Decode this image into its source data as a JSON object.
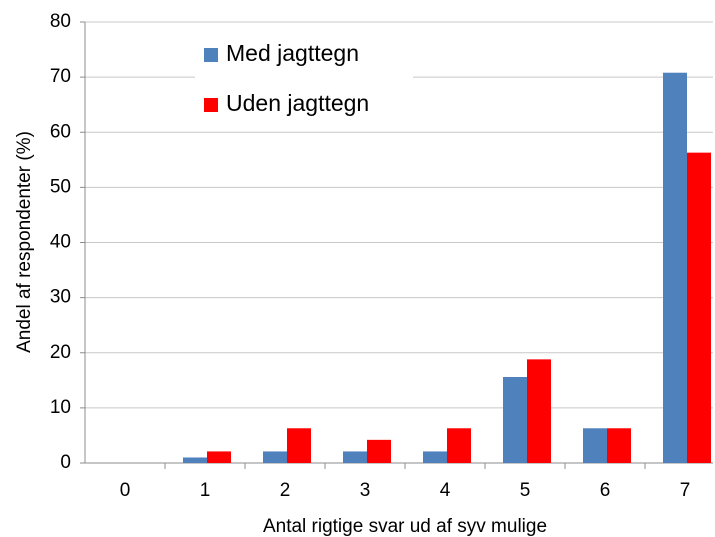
{
  "chart_data": {
    "type": "bar",
    "x_label": "Antal rigtige svar ud af syv mulige",
    "y_label": "Andel af respondenter (%)",
    "categories": [
      "0",
      "1",
      "2",
      "3",
      "4",
      "5",
      "6",
      "7"
    ],
    "series": [
      {
        "name": "Med jagttegn",
        "color": "#4f81bd",
        "values": [
          0,
          1,
          2.1,
          2.1,
          2.1,
          15.6,
          6.3,
          70.8
        ]
      },
      {
        "name": "Uden jagttegn",
        "color": "#ff0000",
        "values": [
          0,
          2.1,
          6.3,
          4.2,
          6.3,
          18.8,
          6.3,
          56.3
        ]
      }
    ],
    "ylim": [
      0,
      80
    ],
    "yticks": [
      0,
      10,
      20,
      30,
      40,
      50,
      60,
      70,
      80
    ],
    "grid": true,
    "legend": "top-left"
  }
}
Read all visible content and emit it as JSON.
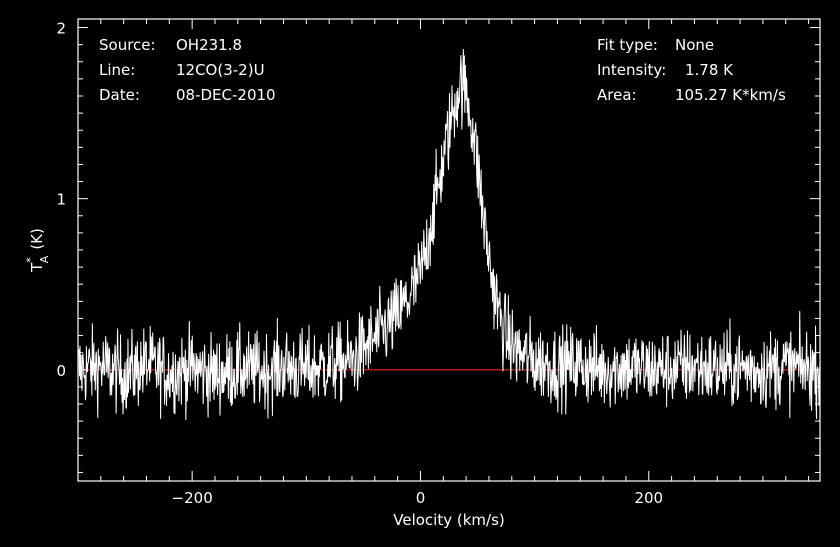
{
  "annotations": {
    "left": [
      {
        "label": "Source:",
        "value": "OH231.8"
      },
      {
        "label": "Line:",
        "value": "12CO(3-2)U"
      },
      {
        "label": "Date:",
        "value": "08-DEC-2010"
      }
    ],
    "right": [
      {
        "label": "Fit type:",
        "value": "None"
      },
      {
        "label": "Intensity:",
        "value": "1.78 K"
      },
      {
        "label": "Area:",
        "value": "105.27 K*km/s"
      }
    ]
  },
  "colors": {
    "background": "#000000",
    "foreground": "#ffffff",
    "baseline": "#d42020"
  },
  "chart_data": {
    "type": "line",
    "xlabel": "Velocity (km/s)",
    "ylabel": "T*A (K)",
    "ylabel_main": "T",
    "ylabel_sup": "*",
    "ylabel_sub": "A",
    "ylabel_unit": "(K)",
    "xlim": [
      -300,
      350
    ],
    "ylim": [
      -0.65,
      2.05
    ],
    "x_ticks": [
      -200,
      0,
      200
    ],
    "x_tick_labels": [
      "−200",
      "0",
      "200"
    ],
    "y_ticks": [
      0,
      1,
      2
    ],
    "y_tick_labels": [
      "0",
      "1",
      "2"
    ],
    "baseline_y": 0,
    "grid": false,
    "series": [
      {
        "x": [
          -300,
          -280,
          -260,
          -240,
          -220,
          -200,
          -180,
          -160,
          -140,
          -120,
          -100,
          -80,
          -60,
          -50,
          -40,
          -30,
          -20,
          -10,
          0,
          5,
          10,
          15,
          20,
          25,
          30,
          35,
          40,
          45,
          50,
          55,
          60,
          65,
          70,
          75,
          80,
          90,
          100,
          120,
          140,
          160,
          180,
          200,
          220,
          240,
          260,
          280,
          300,
          320,
          350
        ],
        "y": [
          0.0,
          0.02,
          -0.03,
          0.03,
          -0.02,
          0.01,
          -0.03,
          0.0,
          -0.01,
          0.02,
          0.0,
          0.03,
          0.05,
          0.12,
          0.18,
          0.25,
          0.32,
          0.42,
          0.56,
          0.7,
          0.88,
          1.05,
          1.22,
          1.4,
          1.55,
          1.68,
          1.63,
          1.45,
          1.2,
          0.9,
          0.65,
          0.45,
          0.3,
          0.2,
          0.14,
          0.08,
          0.05,
          0.02,
          0.03,
          0.0,
          0.02,
          0.0,
          0.01,
          0.02,
          0.0,
          0.01,
          0.0,
          0.02,
          0.0
        ]
      }
    ]
  }
}
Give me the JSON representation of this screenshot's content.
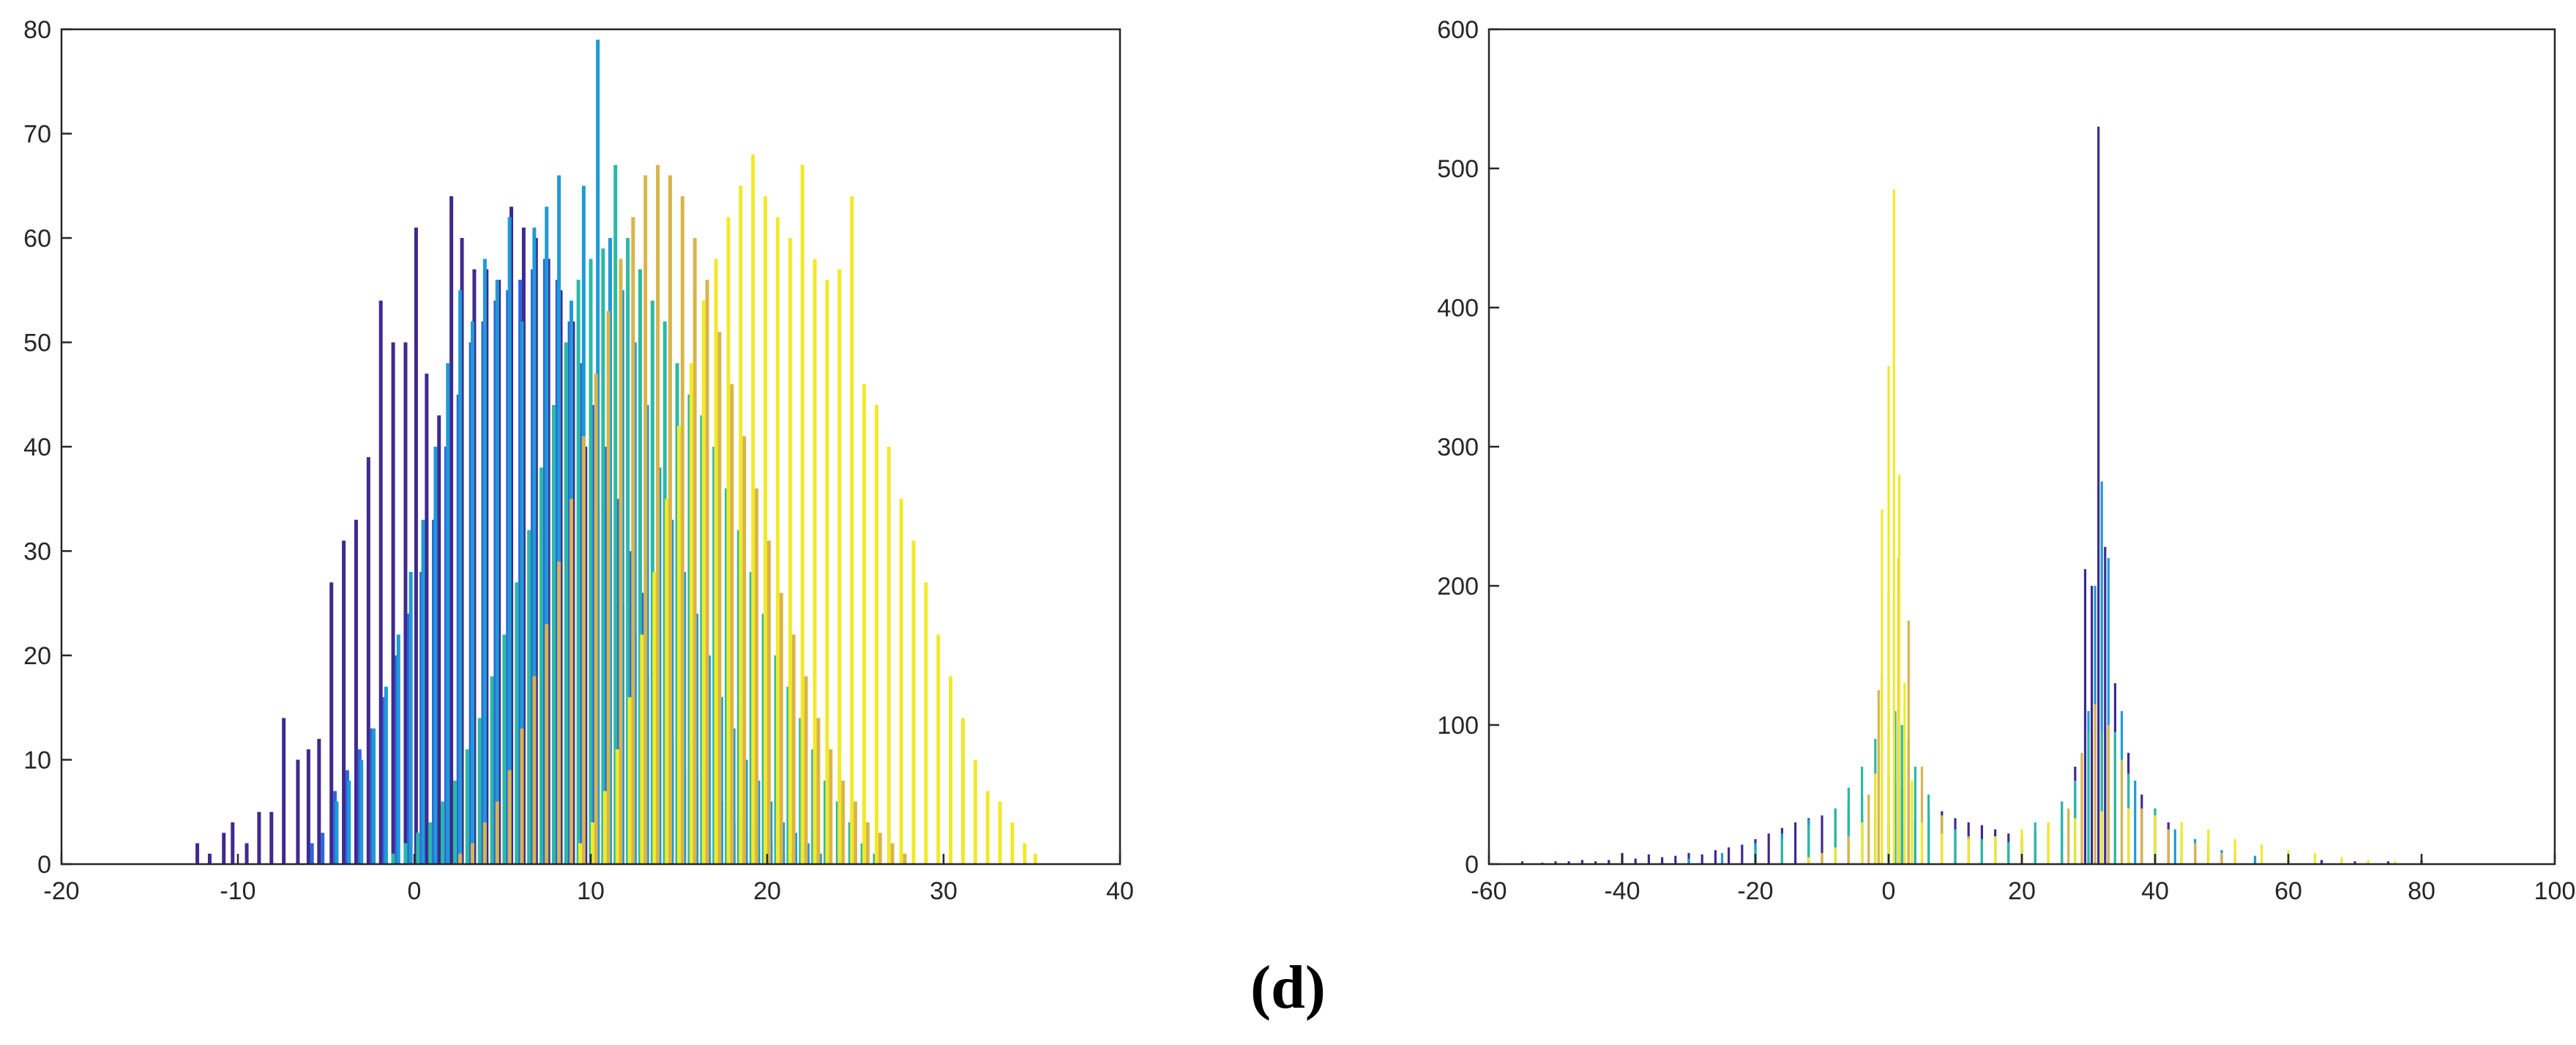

*Short exercise*. Go through the listing above and quote it exactly, apart from its images.

*Answer for this exercise*.
Decode this image into its source data as a JSON object.
{
  "chart_data": {
    "type": "bar",
    "x_label": "Antal rigtige svar ud af syv mulige",
    "y_label": "Andel af respondenter (%)",
    "categories": [
      "0",
      "1",
      "2",
      "3",
      "4",
      "5",
      "6",
      "7"
    ],
    "series": [
      {
        "name": "Med jagttegn",
        "color": "#4f81bd",
        "values": [
          0,
          1,
          2.1,
          2.1,
          2.1,
          15.6,
          6.3,
          70.8
        ]
      },
      {
        "name": "Uden jagttegn",
        "color": "#ff0000",
        "values": [
          0,
          2.1,
          6.3,
          4.2,
          6.3,
          18.8,
          6.3,
          56.3
        ]
      }
    ],
    "ylim": [
      0,
      80
    ],
    "yticks": [
      0,
      10,
      20,
      30,
      40,
      50,
      60,
      70,
      80
    ],
    "grid": true,
    "legend": "top-left"
  }
}
Read all visible content and emit it as JSON.
{
  "annotations": {
    "left": [
      {
        "label": "Source:",
        "value": "OH231.8"
      },
      {
        "label": "Line:",
        "value": "12CO(3-2)U"
      },
      {
        "label": "Date:",
        "value": "08-DEC-2010"
      }
    ],
    "right": [
      {
        "label": "Fit type:",
        "value": "None"
      },
      {
        "label": "Intensity:",
        "value": "1.78 K"
      },
      {
        "label": "Area:",
        "value": "105.27 K*km/s"
      }
    ]
  },
  "colors": {
    "background": "#000000",
    "foreground": "#ffffff",
    "baseline": "#d42020"
  },
  "chart_data": {
    "type": "line",
    "xlabel": "Velocity (km/s)",
    "ylabel": "T*A (K)",
    "ylabel_main": "T",
    "ylabel_sup": "*",
    "ylabel_sub": "A",
    "ylabel_unit": "(K)",
    "xlim": [
      -300,
      350
    ],
    "ylim": [
      -0.65,
      2.05
    ],
    "x_ticks": [
      -200,
      0,
      200
    ],
    "x_tick_labels": [
      "−200",
      "0",
      "200"
    ],
    "y_ticks": [
      0,
      1,
      2
    ],
    "y_tick_labels": [
      "0",
      "1",
      "2"
    ],
    "baseline_y": 0,
    "grid": false,
    "series": [
      {
        "x": [
          -300,
          -280,
          -260,
          -240,
          -220,
          -200,
          -180,
          -160,
          -140,
          -120,
          -100,
          -80,
          -60,
          -50,
          -40,
          -30,
          -20,
          -10,
          0,
          5,
          10,
          15,
          20,
          25,
          30,
          35,
          40,
          45,
          50,
          55,
          60,
          65,
          70,
          75,
          80,
          90,
          100,
          120,
          140,
          160,
          180,
          200,
          220,
          240,
          260,
          280,
          300,
          320,
          350
        ],
        "y": [
          0.0,
          0.02,
          -0.03,
          0.03,
          -0.02,
          0.01,
          -0.03,
          0.0,
          -0.01,
          0.02,
          0.0,
          0.03,
          0.05,
          0.12,
          0.18,
          0.25,
          0.32,
          0.42,
          0.56,
          0.7,
          0.88,
          1.05,
          1.22,
          1.4,
          1.55,
          1.68,
          1.63,
          1.45,
          1.2,
          0.9,
          0.65,
          0.45,
          0.3,
          0.2,
          0.14,
          0.08,
          0.05,
          0.02,
          0.03,
          0.0,
          0.02,
          0.0,
          0.01,
          0.02,
          0.0,
          0.01,
          0.0,
          0.02,
          0.0
        ]
      }
    ]
  }
}
Give me the JSON representation of this screenshot's content.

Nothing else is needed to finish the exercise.